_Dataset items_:

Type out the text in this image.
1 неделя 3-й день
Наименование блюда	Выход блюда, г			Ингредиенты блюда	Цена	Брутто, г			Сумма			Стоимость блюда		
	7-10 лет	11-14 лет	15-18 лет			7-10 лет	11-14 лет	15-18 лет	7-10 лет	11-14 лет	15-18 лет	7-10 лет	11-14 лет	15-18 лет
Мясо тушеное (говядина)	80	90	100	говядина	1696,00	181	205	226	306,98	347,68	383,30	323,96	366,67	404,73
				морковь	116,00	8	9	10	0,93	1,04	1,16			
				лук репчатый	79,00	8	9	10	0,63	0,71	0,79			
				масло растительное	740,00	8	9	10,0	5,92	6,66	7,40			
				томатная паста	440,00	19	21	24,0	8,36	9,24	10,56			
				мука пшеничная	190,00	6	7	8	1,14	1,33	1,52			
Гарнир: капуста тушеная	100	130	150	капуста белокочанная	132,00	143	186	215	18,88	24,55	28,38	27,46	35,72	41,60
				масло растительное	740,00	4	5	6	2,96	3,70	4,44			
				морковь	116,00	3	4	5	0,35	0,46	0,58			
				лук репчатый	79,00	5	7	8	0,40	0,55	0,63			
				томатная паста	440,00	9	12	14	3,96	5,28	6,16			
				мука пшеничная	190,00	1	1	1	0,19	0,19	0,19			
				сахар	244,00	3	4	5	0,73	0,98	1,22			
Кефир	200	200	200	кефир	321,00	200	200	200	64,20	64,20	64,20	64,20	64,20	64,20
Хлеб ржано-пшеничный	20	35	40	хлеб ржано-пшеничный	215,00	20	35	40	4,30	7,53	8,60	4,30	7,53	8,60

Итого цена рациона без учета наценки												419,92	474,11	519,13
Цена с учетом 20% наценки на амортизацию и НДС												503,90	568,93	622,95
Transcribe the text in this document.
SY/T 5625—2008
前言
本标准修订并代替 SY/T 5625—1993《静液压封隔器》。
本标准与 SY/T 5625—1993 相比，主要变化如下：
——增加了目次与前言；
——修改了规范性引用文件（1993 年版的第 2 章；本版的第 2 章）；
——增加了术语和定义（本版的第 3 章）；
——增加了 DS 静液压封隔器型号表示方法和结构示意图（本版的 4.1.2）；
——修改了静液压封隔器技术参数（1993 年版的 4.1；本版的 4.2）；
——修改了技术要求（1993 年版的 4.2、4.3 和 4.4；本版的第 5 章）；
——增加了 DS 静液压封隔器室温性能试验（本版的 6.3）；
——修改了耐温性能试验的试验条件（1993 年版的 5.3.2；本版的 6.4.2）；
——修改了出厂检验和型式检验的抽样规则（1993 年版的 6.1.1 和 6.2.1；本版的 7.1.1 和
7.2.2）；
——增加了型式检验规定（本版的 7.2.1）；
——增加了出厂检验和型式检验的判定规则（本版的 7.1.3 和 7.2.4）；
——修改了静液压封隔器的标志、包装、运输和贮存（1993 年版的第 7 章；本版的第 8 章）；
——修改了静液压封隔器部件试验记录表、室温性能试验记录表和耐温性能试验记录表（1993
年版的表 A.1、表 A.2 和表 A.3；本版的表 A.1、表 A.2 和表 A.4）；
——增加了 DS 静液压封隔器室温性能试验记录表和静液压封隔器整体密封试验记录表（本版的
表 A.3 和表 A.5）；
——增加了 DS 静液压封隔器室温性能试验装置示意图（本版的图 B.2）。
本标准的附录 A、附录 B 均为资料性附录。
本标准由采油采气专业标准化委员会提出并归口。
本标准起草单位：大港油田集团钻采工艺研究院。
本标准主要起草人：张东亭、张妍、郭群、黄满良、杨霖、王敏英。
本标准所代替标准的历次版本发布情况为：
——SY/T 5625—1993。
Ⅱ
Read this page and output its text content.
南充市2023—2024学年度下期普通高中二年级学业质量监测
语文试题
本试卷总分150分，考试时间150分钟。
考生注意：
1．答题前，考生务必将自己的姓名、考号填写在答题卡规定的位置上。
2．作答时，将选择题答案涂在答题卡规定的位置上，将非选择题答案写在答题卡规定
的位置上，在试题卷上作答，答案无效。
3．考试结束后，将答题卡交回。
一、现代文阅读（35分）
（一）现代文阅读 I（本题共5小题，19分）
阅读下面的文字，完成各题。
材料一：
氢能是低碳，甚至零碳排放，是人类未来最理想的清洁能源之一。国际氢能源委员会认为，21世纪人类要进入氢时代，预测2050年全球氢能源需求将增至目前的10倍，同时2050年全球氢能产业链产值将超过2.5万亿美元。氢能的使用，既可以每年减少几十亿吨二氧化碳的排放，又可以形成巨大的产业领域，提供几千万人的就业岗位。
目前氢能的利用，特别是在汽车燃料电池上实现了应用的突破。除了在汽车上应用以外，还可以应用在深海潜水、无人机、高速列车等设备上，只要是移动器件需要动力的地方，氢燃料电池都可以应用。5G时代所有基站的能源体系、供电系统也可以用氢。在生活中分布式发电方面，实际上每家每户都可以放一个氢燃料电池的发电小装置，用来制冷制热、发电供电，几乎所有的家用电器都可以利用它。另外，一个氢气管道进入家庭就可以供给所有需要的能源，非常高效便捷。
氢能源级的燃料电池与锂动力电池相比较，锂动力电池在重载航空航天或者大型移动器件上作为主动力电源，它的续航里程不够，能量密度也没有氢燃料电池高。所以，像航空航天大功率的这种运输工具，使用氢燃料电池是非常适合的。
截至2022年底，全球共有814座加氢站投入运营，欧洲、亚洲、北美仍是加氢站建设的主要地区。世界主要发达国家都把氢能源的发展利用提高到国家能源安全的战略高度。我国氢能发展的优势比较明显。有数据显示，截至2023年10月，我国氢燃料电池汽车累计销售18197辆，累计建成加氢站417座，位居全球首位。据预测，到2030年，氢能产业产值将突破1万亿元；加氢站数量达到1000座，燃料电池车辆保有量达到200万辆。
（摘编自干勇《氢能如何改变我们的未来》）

_TASK BRIEF_: Write out the records above again, keeping each one identical to the original.

_FINAL RESULT_:
Type out the text in this image.
1 неделя 3-й день
Наименование блюда	Выход блюда, г			Ингредиенты блюда	Цена	Брутто, г			Сумма			Стоимость блюда		
	7-10 лет	11-14 лет	15-18 лет			7-10 лет	11-14 лет	15-18 лет	7-10 лет	11-14 лет	15-18 лет	7-10 лет	11-14 лет	15-18 лет
Мясо тушеное (говядина)	80	90	100	говядина	1696,00	181	205	226	306,98	347,68	383,30	323,96	366,67	404,73
				морковь	116,00	8	9	10	0,93	1,04	1,16			
				лук репчатый	79,00	8	9	10	0,63	0,71	0,79			
				масло растительное	740,00	8	9	10,0	5,92	6,66	7,40			
				томатная паста	440,00	19	21	24,0	8,36	9,24	10,56			
				мука пшеничная	190,00	6	7	8	1,14	1,33	1,52			
Гарнир: капуста тушеная	100	130	150	капуста белокочанная	132,00	143	186	215	18,88	24,55	28,38	27,46	35,72	41,60
				масло растительное	740,00	4	5	6	2,96	3,70	4,44			
				морковь	116,00	3	4	5	0,35	0,46	0,58			
				лук репчатый	79,00	5	7	8	0,40	0,55	0,63			
				томатная паста	440,00	9	12	14	3,96	5,28	6,16			
				мука пшеничная	190,00	1	1	1	0,19	0,19	0,19			
				сахар	244,00	3	4	5	0,73	0,98	1,22			
Кефир	200	200	200	кефир	321,00	200	200	200	64,20	64,20	64,20	64,20	64,20	64,20
Хлеб ржано-пшеничный	20	35	40	хлеб ржано-пшеничный	215,00	20	35	40	4,30	7,53	8,60	4,30	7,53	8,60

Итого цена рациона без учета наценки												419,92	474,11	519,13
Цена с учетом 20% наценки на амортизацию и НДС												503,90	568,93	622,95
Transcribe the text in this document.
SY/T 5625—2008
前言
本标准修订并代替 SY/T 5625—1993《静液压封隔器》。
本标准与 SY/T 5625—1993 相比，主要变化如下：
——增加了目次与前言；
——修改了规范性引用文件（1993 年版的第 2 章；本版的第 2 章）；
——增加了术语和定义（本版的第 3 章）；
——增加了 DS 静液压封隔器型号表示方法和结构示意图（本版的 4.1.2）；
——修改了静液压封隔器技术参数（1993 年版的 4.1；本版的 4.2）；
——修改了技术要求（1993 年版的 4.2、4.3 和 4.4；本版的第 5 章）；
——增加了 DS 静液压封隔器室温性能试验（本版的 6.3）；
——修改了耐温性能试验的试验条件（1993 年版的 5.3.2；本版的 6.4.2）；
——修改了出厂检验和型式检验的抽样规则（1993 年版的 6.1.1 和 6.2.1；本版的 7.1.1 和
7.2.2）；
——增加了型式检验规定（本版的 7.2.1）；
——增加了出厂检验和型式检验的判定规则（本版的 7.1.3 和 7.2.4）；
——修改了静液压封隔器的标志、包装、运输和贮存（1993 年版的第 7 章；本版的第 8 章）；
——修改了静液压封隔器部件试验记录表、室温性能试验记录表和耐温性能试验记录表（1993
年版的表 A.1、表 A.2 和表 A.3；本版的表 A.1、表 A.2 和表 A.4）；
——增加了 DS 静液压封隔器室温性能试验记录表和静液压封隔器整体密封试验记录表（本版的
表 A.3 和表 A.5）；
——增加了 DS 静液压封隔器室温性能试验装置示意图（本版的图 B.2）。
本标准的附录 A、附录 B 均为资料性附录。
本标准由采油采气专业标准化委员会提出并归口。
本标准起草单位：大港油田集团钻采工艺研究院。
本标准主要起草人：张东亭、张妍、郭群、黄满良、杨霖、王敏英。
本标准所代替标准的历次版本发布情况为：
——SY/T 5625—1993。
Ⅱ
Read this page and output its text content.
南充市2023—2024学年度下期普通高中二年级学业质量监测
语文试题
本试卷总分150分，考试时间150分钟。
考生注意：
1．答题前，考生务必将自己的姓名、考号填写在答题卡规定的位置上。
2．作答时，将选择题答案涂在答题卡规定的位置上，将非选择题答案写在答题卡规定
的位置上，在试题卷上作答，答案无效。
3．考试结束后，将答题卡交回。
一、现代文阅读（35分）
（一）现代文阅读 I（本题共5小题，19分）
阅读下面的文字，完成各题。
材料一：
氢能是低碳，甚至零碳排放，是人类未来最理想的清洁能源之一。国际氢能源委员会认为，21世纪人类要进入氢时代，预测2050年全球氢能源需求将增至目前的10倍，同时2050年全球氢能产业链产值将超过2.5万亿美元。氢能的使用，既可以每年减少几十亿吨二氧化碳的排放，又可以形成巨大的产业领域，提供几千万人的就业岗位。
目前氢能的利用，特别是在汽车燃料电池上实现了应用的突破。除了在汽车上应用以外，还可以应用在深海潜水、无人机、高速列车等设备上，只要是移动器件需要动力的地方，氢燃料电池都可以应用。5G时代所有基站的能源体系、供电系统也可以用氢。在生活中分布式发电方面，实际上每家每户都可以放一个氢燃料电池的发电小装置，用来制冷制热、发电供电，几乎所有的家用电器都可以利用它。另外，一个氢气管道进入家庭就可以供给所有需要的能源，非常高效便捷。
氢能源级的燃料电池与锂动力电池相比较，锂动力电池在重载航空航天或者大型移动器件上作为主动力电源，它的续航里程不够，能量密度也没有氢燃料电池高。所以，像航空航天大功率的这种运输工具，使用氢燃料电池是非常适合的。
截至2022年底，全球共有814座加氢站投入运营，欧洲、亚洲、北美仍是加氢站建设的主要地区。世界主要发达国家都把氢能源的发展利用提高到国家能源安全的战略高度。我国氢能发展的优势比较明显。有数据显示，截至2023年10月，我国氢燃料电池汽车累计销售18197辆，累计建成加氢站417座，位居全球首位。据预测，到2030年，氢能产业产值将突破1万亿元；加氢站数量达到1000座，燃料电池车辆保有量达到200万辆。
（摘编自干勇《氢能如何改变我们的未来》）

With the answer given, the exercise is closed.